— START Stored records —

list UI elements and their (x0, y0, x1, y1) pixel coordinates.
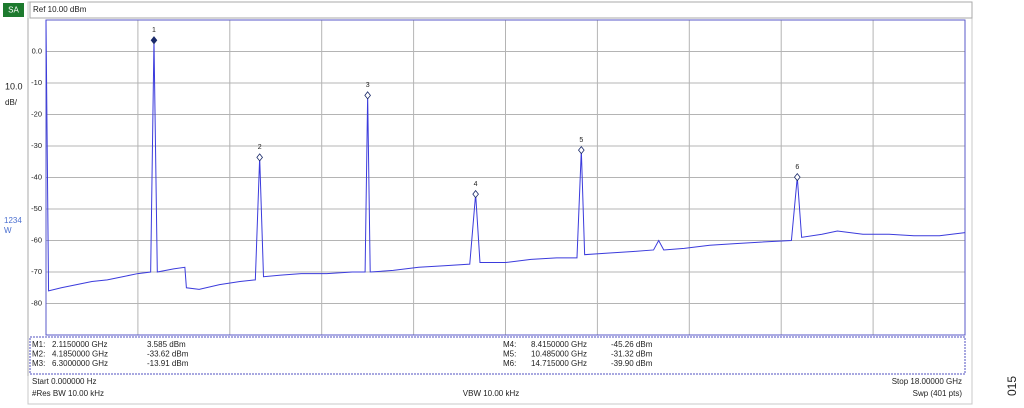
marker-label: 2 (258, 144, 262, 151)
marker-diamond (364, 91, 371, 100)
marker-diamond (578, 146, 585, 155)
marker-label: 4 (474, 181, 478, 188)
y-tick-label: -30 (31, 141, 42, 150)
marker-diamond (793, 173, 801, 182)
plot-area: 0.0 -10 -20 -30 -40 -50 -60 -70 -80 1 2 3 4 5 6 (31, 19, 966, 336)
marker-label: 5 (579, 137, 583, 144)
marker-frequency: 4.1850000 GHz (52, 350, 108, 359)
plot-frame (45, 19, 966, 336)
resolution-bandwidth: #Res BW 10.00 kHz (32, 389, 104, 398)
mode-badge (3, 3, 24, 17)
scale-value: 10.0 (5, 81, 23, 91)
header-box (29, 1, 973, 19)
y-tick-label: -50 (31, 204, 42, 213)
marker-name: M2: (32, 350, 45, 359)
marker-level: -31.32 dBm (611, 350, 653, 359)
marker-label: 3 (366, 82, 370, 89)
marker-label: 6 (795, 164, 799, 171)
marker-name: M4: (503, 340, 516, 349)
trace-mode: W (4, 226, 12, 235)
reference-level: Ref 10.00 dBm (33, 5, 87, 14)
y-tick-label: -20 (31, 109, 42, 118)
marker-level: 3.585 dBm (147, 340, 186, 349)
trace-numbers: 1234 (4, 216, 22, 225)
marker-level: -39.90 dBm (611, 359, 653, 368)
marker-level: -13.91 dBm (147, 359, 189, 368)
y-tick-label: -60 (31, 235, 42, 244)
marker-name: M3: (32, 359, 45, 368)
y-tick-label: -80 (31, 298, 42, 307)
y-tick-label: -70 (31, 267, 42, 276)
marker-name: M6: (503, 359, 516, 368)
sweep-points: Swp (401 pts) (913, 389, 963, 398)
marker-name: M1: (32, 340, 45, 349)
scale-unit: dB/ (5, 98, 18, 107)
stop-frequency: Stop 18.00000 GHz (892, 377, 962, 386)
figure-code: 015 (1005, 376, 1019, 396)
marker-diamond (472, 189, 479, 199)
marker-frequency: 10.485000 GHz (531, 350, 587, 359)
trace (45, 19, 966, 292)
y-tick-label: -10 (31, 78, 42, 87)
marker-frequency: 8.4150000 GHz (531, 340, 587, 349)
marker-label: 1 (152, 27, 156, 34)
marker-frequency: 2.1150000 GHz (52, 340, 107, 349)
video-bandwidth: VBW 10.00 kHz (463, 389, 519, 398)
y-tick-label: 0.0 (32, 46, 42, 55)
marker-diamond (256, 153, 263, 162)
marker-level: -45.26 dBm (611, 340, 653, 349)
marker-table: M1: 2.1150000 GHz 3.585 dBm M2: 4.1850000 GH… (32, 340, 653, 368)
marker-table-box (29, 336, 966, 375)
marker-name: M5: (503, 350, 516, 359)
y-tick-label: -40 (31, 172, 42, 181)
marker-diamond (150, 36, 158, 45)
start-frequency: Start 0.000000 Hz (32, 377, 96, 386)
marker-level: -33.62 dBm (147, 350, 189, 359)
marker-frequency: 14.715000 GHz (531, 359, 587, 368)
marker-frequency: 6.3000000 GHz (52, 359, 108, 368)
mode-badge-text: SA (8, 6, 19, 15)
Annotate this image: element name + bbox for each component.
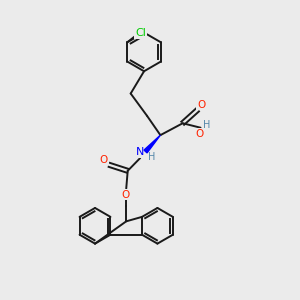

— END Stored records —

Reproduce every line of the records above word for word, leaving out the pictures.

▶ Complete output:
list UI elements and their (x0, y0, x1, y1) pixel coordinates.
marker-label: 2 (258, 144, 262, 151)
marker-diamond (364, 91, 371, 100)
marker-diamond (578, 146, 585, 155)
marker-label: 4 (474, 181, 478, 188)
y-tick-label: -30 (31, 141, 42, 150)
marker-diamond (793, 173, 801, 182)
plot-area: 0.0 -10 -20 -30 -40 -50 -60 -70 -80 1 2 3 4 5 6 (31, 19, 966, 336)
marker-label: 5 (579, 137, 583, 144)
marker-frequency: 4.1850000 GHz (52, 350, 108, 359)
plot-frame (45, 19, 966, 336)
resolution-bandwidth: #Res BW 10.00 kHz (32, 389, 104, 398)
mode-badge (3, 3, 24, 17)
scale-value: 10.0 (5, 81, 23, 91)
header-box (29, 1, 973, 19)
y-tick-label: -50 (31, 204, 42, 213)
marker-name: M2: (32, 350, 45, 359)
marker-level: -31.32 dBm (611, 350, 653, 359)
marker-label: 3 (366, 82, 370, 89)
marker-label: 6 (795, 164, 799, 171)
marker-name: M4: (503, 340, 516, 349)
trace-mode: W (4, 226, 12, 235)
reference-level: Ref 10.00 dBm (33, 5, 87, 14)
y-tick-label: -20 (31, 109, 42, 118)
marker-level: 3.585 dBm (147, 340, 186, 349)
trace-numbers: 1234 (4, 216, 22, 225)
marker-level: -39.90 dBm (611, 359, 653, 368)
marker-level: -13.91 dBm (147, 359, 189, 368)
y-tick-label: -60 (31, 235, 42, 244)
marker-name: M3: (32, 359, 45, 368)
y-tick-label: -80 (31, 298, 42, 307)
y-tick-label: -70 (31, 267, 42, 276)
marker-name: M6: (503, 359, 516, 368)
sweep-points: Swp (401 pts) (913, 389, 963, 398)
marker-name: M1: (32, 340, 45, 349)
scale-unit: dB/ (5, 98, 18, 107)
stop-frequency: Stop 18.00000 GHz (892, 377, 962, 386)
figure-code: 015 (1005, 376, 1019, 396)
marker-diamond (472, 189, 479, 199)
marker-frequency: 10.485000 GHz (531, 350, 587, 359)
trace (45, 19, 966, 292)
y-tick-label: -10 (31, 78, 42, 87)
marker-frequency: 8.4150000 GHz (531, 340, 587, 349)
marker-label: 1 (152, 27, 156, 34)
marker-frequency: 2.1150000 GHz (52, 340, 107, 349)
video-bandwidth: VBW 10.00 kHz (463, 389, 519, 398)
y-tick-label: 0.0 (32, 46, 42, 55)
marker-diamond (256, 153, 263, 162)
marker-level: -45.26 dBm (611, 340, 653, 349)
marker-table: M1: 2.1150000 GHz 3.585 dBm M2: 4.1850000 GH… (32, 340, 653, 368)
marker-table-box (29, 336, 966, 375)
marker-name: M5: (503, 350, 516, 359)
y-tick-label: -40 (31, 172, 42, 181)
marker-diamond (150, 36, 158, 45)
start-frequency: Start 0.000000 Hz (32, 377, 96, 386)
marker-level: -33.62 dBm (147, 350, 189, 359)
marker-frequency: 14.715000 GHz (531, 359, 587, 368)
marker-frequency: 6.3000000 GHz (52, 359, 108, 368)
mode-badge-text: SA (8, 6, 19, 15)
Annotate this image: element name + bbox for each component.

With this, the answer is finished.